### [GIVEN INSTRUCTION 1]
Print the stored dataset entries from their start through the line containing "196, 204, 204]", both ends included, reproducing each line unchanged.

### [SELECTED TEXT]

First, I went to the spot you see in the first picture above and picked about a hundred dandelions (I picked the open flowers, not the closed buds like the recipe seems to say.).  Then, I left them in my refrigerator too long, and had to go repick them from my yard because I didn’t cook them soon enough (these pictures were too good to waste, though, so you get to see them anyway).  My good discovery through that bit of procrastination was that if I prepped the dandelions by soaking them for 10 minutes in water with some salt (it’s one of the tips at the bottom of the recipe), and then drying them off, I could put them in a partially closed zip top bag in the vegetable drawer and they would keep for a few days.  I was afraid they would close up, but they didn’t.  I don’t know how long they are really good for, but after a few days, they didn’t look quite as wonderful, so I went out to our yard and picked a hundred more for last night’s dinner.

Try It:  Fried Dandelion Blossoms (Pattern and Branch)

Next, I brought the flowers inside and covered them with room temperature water and a Tablespoon of salt for 10 minutes, as the recipe footnotes suggested.  I swished them around a few times to make sure they were getting well rinsed and debugged.

### [GIVEN INSTRUCTION 2]
In the dandelion text, how much salt went into the water the flowers were covered with?

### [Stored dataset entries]
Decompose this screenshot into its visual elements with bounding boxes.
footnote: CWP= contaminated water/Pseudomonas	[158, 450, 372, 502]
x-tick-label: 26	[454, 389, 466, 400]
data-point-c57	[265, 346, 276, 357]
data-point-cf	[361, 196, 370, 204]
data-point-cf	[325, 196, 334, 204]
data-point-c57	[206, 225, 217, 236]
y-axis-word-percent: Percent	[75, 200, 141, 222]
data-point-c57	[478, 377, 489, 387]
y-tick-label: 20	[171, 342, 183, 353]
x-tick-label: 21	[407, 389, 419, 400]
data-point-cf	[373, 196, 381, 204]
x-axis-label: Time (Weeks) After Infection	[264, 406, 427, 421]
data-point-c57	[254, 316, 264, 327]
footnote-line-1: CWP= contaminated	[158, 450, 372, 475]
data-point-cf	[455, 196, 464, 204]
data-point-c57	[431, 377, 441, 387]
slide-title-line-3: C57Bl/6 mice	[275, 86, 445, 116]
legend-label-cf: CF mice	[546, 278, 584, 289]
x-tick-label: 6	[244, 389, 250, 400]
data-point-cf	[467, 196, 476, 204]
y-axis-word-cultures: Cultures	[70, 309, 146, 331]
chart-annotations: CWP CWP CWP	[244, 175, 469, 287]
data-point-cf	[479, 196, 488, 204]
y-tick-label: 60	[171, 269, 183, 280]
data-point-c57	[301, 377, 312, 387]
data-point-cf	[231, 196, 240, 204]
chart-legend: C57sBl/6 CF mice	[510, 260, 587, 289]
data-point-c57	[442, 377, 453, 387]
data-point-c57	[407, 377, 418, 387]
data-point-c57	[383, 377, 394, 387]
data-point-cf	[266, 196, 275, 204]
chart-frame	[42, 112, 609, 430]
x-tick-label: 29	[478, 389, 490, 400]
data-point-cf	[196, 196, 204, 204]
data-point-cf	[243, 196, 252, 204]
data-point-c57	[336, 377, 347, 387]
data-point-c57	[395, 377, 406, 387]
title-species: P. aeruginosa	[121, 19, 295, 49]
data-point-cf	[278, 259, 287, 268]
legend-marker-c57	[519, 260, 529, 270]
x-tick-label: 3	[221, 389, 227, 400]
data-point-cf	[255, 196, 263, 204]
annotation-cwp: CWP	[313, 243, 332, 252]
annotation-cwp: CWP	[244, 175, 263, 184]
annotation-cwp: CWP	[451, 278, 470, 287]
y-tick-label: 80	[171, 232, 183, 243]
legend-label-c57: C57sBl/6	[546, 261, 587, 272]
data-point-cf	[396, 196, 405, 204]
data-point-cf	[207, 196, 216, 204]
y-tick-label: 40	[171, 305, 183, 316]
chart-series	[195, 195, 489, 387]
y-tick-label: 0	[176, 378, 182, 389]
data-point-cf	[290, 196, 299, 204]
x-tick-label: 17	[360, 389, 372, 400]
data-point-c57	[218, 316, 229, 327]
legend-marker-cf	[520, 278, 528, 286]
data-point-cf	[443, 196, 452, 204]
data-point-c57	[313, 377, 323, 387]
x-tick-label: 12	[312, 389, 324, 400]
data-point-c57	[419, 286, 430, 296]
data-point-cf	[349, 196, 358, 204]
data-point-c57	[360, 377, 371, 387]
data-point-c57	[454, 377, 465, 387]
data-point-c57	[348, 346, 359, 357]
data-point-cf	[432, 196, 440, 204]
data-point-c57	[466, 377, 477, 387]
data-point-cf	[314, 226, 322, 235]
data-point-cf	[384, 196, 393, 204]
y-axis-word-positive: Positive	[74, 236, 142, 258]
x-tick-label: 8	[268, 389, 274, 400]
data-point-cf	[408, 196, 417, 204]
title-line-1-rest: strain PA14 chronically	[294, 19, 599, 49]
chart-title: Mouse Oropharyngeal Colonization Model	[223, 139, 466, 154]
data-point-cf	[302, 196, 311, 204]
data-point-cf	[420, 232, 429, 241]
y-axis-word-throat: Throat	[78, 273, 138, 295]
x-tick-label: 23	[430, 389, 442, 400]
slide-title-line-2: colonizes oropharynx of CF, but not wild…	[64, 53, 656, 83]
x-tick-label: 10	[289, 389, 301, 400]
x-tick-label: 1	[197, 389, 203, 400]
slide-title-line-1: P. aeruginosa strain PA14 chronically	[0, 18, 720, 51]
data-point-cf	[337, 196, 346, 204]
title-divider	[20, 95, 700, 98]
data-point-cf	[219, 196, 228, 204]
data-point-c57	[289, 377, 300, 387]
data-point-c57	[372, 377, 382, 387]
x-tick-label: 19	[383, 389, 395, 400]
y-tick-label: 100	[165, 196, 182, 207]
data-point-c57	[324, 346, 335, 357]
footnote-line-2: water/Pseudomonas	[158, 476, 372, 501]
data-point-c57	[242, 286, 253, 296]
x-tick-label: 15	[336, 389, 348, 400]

### [WORKED SOLUTION 1]
Decompose this screenshot into its visual elements with bounding boxes.
footnote: CWP= contaminated water/Pseudomonas	[158, 450, 372, 502]
x-tick-label: 26	[454, 389, 466, 400]
data-point-c57	[265, 346, 276, 357]
data-point-cf	[361, 196, 370, 204]
data-point-cf	[325, 196, 334, 204]
data-point-c57	[206, 225, 217, 236]
y-axis-word-percent: Percent	[75, 200, 141, 222]
data-point-c57	[478, 377, 489, 387]
y-tick-label: 20	[171, 342, 183, 353]
x-tick-label: 21	[407, 389, 419, 400]
data-point-cf	[373, 196, 381, 204]
x-axis-label: Time (Weeks) After Infection	[264, 406, 427, 421]
data-point-c57	[254, 316, 264, 327]
footnote-line-1: CWP= contaminated	[158, 450, 372, 475]
data-point-cf	[455, 196, 464, 204]
data-point-c57	[431, 377, 441, 387]
slide-title-line-3: C57Bl/6 mice	[275, 86, 445, 116]
legend-label-cf: CF mice	[546, 278, 584, 289]
x-tick-label: 6	[244, 389, 250, 400]
data-point-cf	[467, 196, 476, 204]
y-axis-word-cultures: Cultures	[70, 309, 146, 331]
chart-annotations: CWP CWP CWP	[244, 175, 469, 287]
data-point-cf	[479, 196, 488, 204]
y-tick-label: 60	[171, 269, 183, 280]
data-point-c57	[301, 377, 312, 387]
data-point-cf	[231, 196, 240, 204]
chart-legend: C57sBl/6 CF mice	[510, 260, 587, 289]
data-point-c57	[442, 377, 453, 387]
data-point-c57	[407, 377, 418, 387]
data-point-c57	[383, 377, 394, 387]
data-point-cf	[266, 196, 275, 204]
chart-frame	[42, 112, 609, 430]
x-tick-label: 29	[478, 389, 490, 400]
data-point-cf	[196, 196, 204, 204]

### [WORKED SOLUTION 2]
A Tablespoon of salt.